(Layout coordinate data)
::::
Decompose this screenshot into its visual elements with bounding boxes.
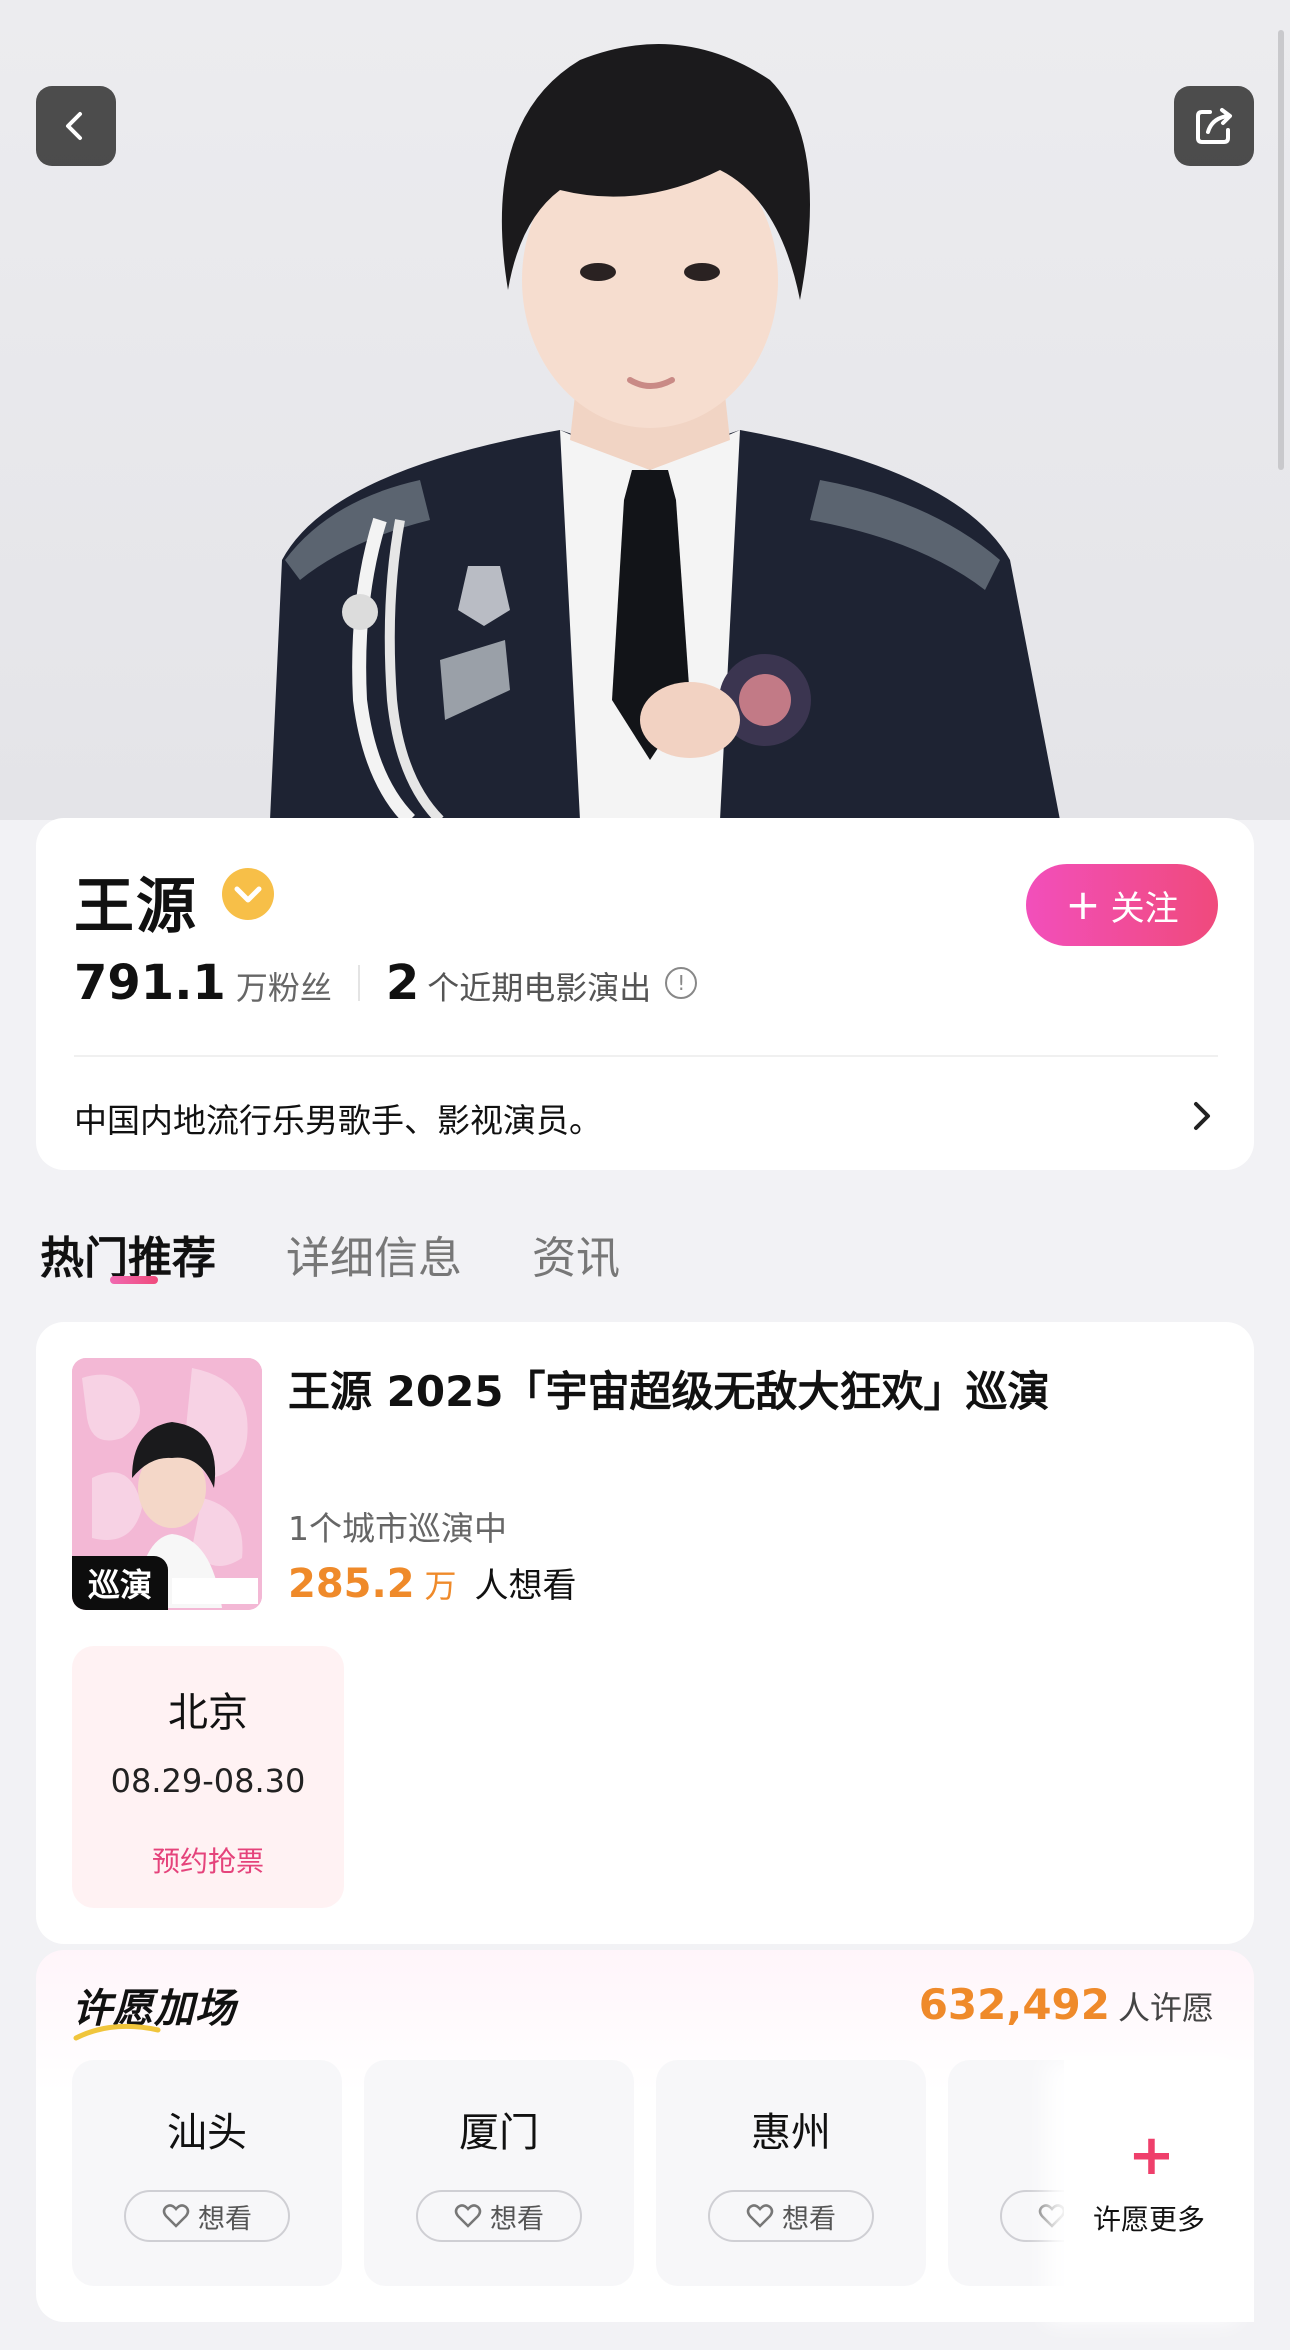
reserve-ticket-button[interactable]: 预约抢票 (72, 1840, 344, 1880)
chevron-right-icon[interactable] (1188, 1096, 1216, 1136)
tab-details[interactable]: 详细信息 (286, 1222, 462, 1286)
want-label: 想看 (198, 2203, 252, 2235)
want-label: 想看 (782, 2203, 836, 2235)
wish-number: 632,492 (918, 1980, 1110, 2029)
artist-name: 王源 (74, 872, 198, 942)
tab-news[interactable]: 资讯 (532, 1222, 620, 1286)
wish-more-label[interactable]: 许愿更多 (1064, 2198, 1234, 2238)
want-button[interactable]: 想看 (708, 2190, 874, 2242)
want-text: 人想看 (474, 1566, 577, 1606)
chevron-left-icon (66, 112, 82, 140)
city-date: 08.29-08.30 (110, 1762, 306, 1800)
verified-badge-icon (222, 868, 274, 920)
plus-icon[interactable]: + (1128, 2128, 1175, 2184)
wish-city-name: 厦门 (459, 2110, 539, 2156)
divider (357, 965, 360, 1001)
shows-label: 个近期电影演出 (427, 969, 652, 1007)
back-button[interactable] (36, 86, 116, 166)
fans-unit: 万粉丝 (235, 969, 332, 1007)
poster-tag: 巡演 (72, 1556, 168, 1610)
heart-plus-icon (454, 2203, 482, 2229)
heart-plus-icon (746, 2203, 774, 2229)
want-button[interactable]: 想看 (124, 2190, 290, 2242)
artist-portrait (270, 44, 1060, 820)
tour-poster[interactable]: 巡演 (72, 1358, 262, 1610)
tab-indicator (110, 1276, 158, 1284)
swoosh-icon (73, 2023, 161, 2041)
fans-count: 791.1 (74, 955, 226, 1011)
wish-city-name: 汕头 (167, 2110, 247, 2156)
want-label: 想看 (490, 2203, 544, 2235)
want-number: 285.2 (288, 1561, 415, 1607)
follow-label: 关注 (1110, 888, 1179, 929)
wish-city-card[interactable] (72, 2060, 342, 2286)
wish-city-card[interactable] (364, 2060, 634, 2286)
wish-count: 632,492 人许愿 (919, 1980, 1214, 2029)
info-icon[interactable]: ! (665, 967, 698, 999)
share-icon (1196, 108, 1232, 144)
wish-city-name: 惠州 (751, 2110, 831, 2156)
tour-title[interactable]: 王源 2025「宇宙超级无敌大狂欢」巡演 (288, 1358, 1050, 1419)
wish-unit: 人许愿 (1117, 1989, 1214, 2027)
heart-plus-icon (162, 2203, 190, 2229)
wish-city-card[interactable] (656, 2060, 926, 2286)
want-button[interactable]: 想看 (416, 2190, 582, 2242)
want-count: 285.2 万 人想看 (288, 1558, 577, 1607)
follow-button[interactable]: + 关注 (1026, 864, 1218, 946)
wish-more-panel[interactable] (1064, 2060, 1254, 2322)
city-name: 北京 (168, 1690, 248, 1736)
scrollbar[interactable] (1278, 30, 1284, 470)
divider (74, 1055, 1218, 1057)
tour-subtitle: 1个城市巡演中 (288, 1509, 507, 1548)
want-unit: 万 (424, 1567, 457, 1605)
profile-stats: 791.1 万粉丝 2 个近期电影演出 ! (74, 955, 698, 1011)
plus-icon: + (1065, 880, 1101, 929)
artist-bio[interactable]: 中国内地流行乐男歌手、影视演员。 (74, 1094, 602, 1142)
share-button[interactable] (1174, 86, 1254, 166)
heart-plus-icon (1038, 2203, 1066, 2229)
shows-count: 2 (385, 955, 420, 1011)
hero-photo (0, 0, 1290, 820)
::::
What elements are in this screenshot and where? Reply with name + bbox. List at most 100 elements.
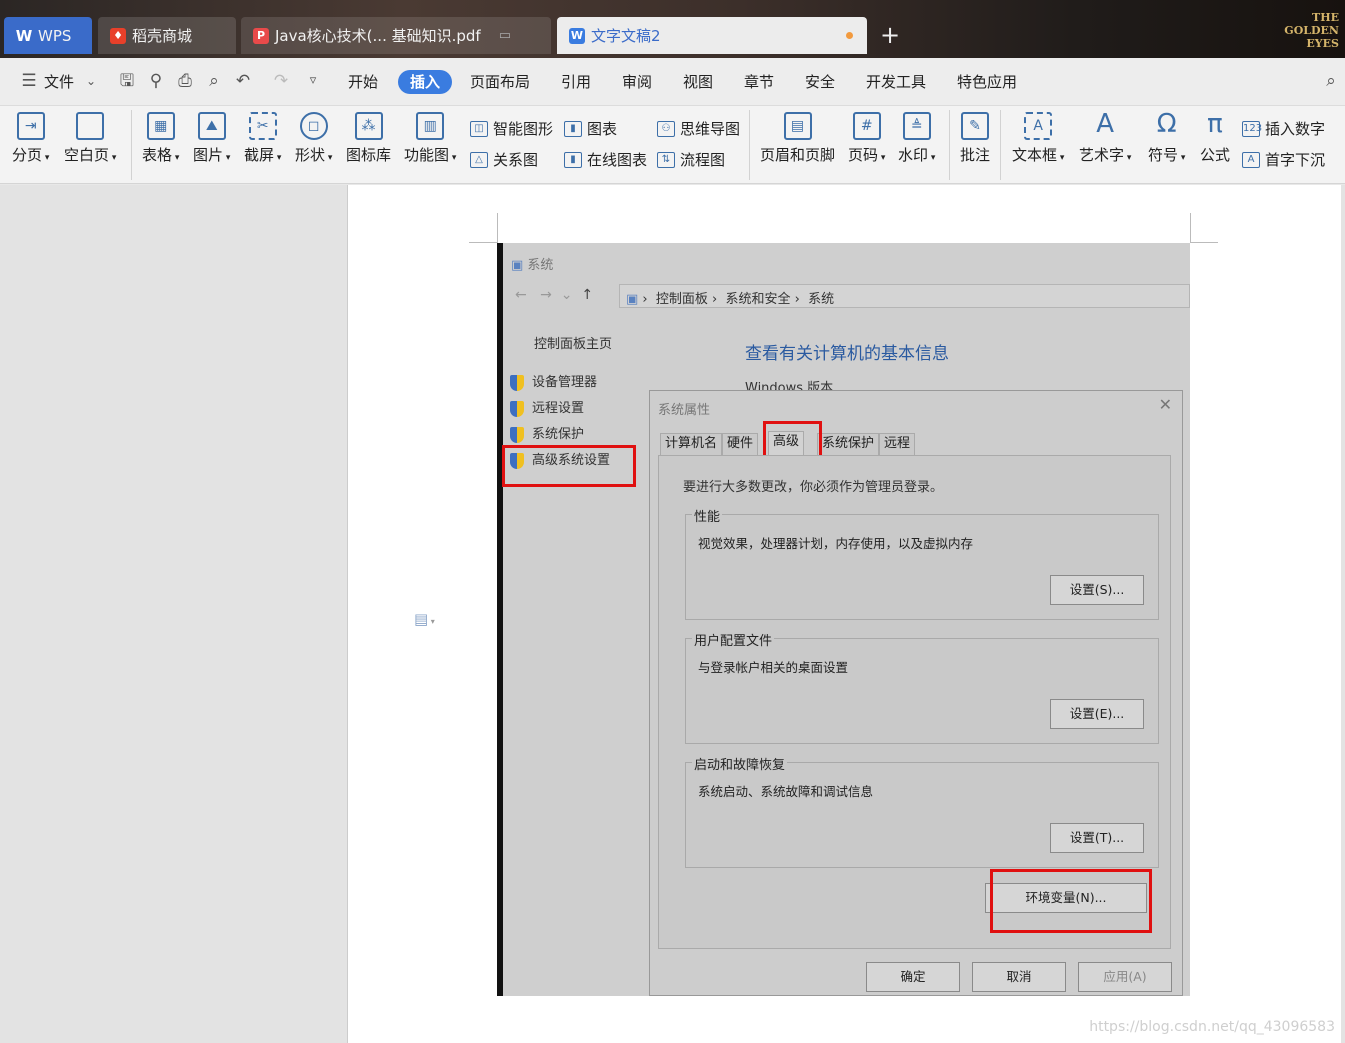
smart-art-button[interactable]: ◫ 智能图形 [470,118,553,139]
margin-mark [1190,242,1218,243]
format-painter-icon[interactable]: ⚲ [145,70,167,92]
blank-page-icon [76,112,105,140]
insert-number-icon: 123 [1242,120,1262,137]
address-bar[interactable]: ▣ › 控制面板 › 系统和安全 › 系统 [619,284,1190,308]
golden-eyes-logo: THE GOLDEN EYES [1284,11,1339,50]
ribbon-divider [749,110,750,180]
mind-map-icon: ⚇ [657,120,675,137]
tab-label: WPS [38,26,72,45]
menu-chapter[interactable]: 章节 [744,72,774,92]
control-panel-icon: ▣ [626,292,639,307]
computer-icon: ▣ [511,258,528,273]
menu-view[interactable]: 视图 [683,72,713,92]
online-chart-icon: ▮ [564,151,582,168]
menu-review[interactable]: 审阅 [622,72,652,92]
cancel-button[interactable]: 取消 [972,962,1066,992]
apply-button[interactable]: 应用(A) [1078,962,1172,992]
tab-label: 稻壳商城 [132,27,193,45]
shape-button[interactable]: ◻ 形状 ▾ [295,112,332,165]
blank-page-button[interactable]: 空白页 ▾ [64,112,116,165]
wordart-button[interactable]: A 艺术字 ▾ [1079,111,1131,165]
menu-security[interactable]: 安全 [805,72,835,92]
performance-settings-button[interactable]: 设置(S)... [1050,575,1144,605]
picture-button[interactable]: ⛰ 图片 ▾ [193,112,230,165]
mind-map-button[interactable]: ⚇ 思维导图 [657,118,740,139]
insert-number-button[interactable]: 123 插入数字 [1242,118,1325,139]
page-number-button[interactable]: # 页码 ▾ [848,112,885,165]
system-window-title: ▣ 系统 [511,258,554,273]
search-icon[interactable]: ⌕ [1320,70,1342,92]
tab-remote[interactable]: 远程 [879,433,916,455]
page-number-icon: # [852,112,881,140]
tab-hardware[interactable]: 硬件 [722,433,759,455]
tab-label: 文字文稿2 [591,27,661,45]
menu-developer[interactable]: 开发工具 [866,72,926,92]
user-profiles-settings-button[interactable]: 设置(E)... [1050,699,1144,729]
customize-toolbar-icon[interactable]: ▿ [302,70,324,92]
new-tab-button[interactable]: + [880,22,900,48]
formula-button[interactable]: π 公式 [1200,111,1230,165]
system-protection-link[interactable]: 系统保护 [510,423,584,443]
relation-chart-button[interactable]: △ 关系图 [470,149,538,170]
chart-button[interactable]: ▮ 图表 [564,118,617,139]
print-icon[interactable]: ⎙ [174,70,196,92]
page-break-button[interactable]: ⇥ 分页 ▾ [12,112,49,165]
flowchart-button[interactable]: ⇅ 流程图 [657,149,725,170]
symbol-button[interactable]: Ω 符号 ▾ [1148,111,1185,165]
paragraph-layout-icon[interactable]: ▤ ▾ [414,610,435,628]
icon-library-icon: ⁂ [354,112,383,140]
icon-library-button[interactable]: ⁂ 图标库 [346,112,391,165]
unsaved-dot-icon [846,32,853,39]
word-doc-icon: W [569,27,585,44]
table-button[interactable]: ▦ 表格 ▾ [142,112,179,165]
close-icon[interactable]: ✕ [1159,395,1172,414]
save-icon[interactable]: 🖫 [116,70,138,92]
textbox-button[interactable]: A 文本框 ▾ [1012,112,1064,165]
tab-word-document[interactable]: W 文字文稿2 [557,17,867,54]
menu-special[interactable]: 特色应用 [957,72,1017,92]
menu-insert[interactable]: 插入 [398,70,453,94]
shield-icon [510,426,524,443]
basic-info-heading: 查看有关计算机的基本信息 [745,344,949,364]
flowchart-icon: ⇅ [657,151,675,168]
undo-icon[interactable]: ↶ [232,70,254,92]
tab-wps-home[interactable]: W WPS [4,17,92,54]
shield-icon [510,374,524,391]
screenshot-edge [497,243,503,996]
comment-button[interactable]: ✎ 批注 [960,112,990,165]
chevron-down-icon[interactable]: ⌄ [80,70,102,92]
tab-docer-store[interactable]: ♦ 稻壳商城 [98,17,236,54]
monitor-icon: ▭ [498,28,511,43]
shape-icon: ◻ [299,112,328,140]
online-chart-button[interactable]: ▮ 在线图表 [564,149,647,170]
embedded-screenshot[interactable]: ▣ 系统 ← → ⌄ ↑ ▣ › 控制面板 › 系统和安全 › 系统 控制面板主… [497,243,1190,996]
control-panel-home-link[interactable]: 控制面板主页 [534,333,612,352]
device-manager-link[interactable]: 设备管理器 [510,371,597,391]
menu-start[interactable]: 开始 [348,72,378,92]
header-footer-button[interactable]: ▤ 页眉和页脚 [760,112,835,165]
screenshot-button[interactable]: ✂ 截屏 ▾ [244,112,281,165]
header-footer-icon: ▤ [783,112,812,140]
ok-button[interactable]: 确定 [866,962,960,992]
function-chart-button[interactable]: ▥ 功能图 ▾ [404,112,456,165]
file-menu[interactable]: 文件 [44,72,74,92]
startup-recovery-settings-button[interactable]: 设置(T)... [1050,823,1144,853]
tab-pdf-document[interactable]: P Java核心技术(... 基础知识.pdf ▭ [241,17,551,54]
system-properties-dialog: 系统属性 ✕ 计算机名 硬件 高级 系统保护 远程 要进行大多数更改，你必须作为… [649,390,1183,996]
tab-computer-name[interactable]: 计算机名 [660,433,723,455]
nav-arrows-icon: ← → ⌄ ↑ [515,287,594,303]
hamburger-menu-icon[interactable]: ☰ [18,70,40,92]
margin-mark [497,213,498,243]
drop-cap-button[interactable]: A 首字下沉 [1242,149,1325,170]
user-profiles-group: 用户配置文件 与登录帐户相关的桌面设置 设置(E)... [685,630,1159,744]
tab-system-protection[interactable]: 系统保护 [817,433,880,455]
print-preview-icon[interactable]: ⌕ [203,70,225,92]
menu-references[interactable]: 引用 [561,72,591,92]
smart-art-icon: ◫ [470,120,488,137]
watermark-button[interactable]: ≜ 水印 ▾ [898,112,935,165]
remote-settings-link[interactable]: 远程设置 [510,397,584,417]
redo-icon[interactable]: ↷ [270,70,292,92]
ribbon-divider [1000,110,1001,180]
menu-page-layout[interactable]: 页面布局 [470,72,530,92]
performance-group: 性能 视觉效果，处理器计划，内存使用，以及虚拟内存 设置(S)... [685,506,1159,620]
::::
Your objective: Repeat the lines starting at the one with "reserve-ticket-button[interactable]: 预约抢票 (72, 1840, 344, 1880)" and ending at the one with "verified-badge-icon (222, 868, 274, 920)", both included.

Correct output:
reserve-ticket-button[interactable]: 预约抢票 (72, 1840, 344, 1880)
chevron-right-icon[interactable] (1188, 1096, 1216, 1136)
tab-details[interactable]: 详细信息 (286, 1222, 462, 1286)
want-label: 想看 (198, 2203, 252, 2235)
want-label: 想看 (782, 2203, 836, 2235)
wish-number: 632,492 (918, 1980, 1110, 2029)
artist-name: 王源 (74, 872, 198, 942)
tab-news[interactable]: 资讯 (532, 1222, 620, 1286)
wish-more-label[interactable]: 许愿更多 (1064, 2198, 1234, 2238)
want-button[interactable]: 想看 (708, 2190, 874, 2242)
want-text: 人想看 (474, 1566, 577, 1606)
chevron-left-icon (66, 112, 82, 140)
city-date: 08.29-08.30 (110, 1762, 306, 1800)
verified-badge-icon (222, 868, 274, 920)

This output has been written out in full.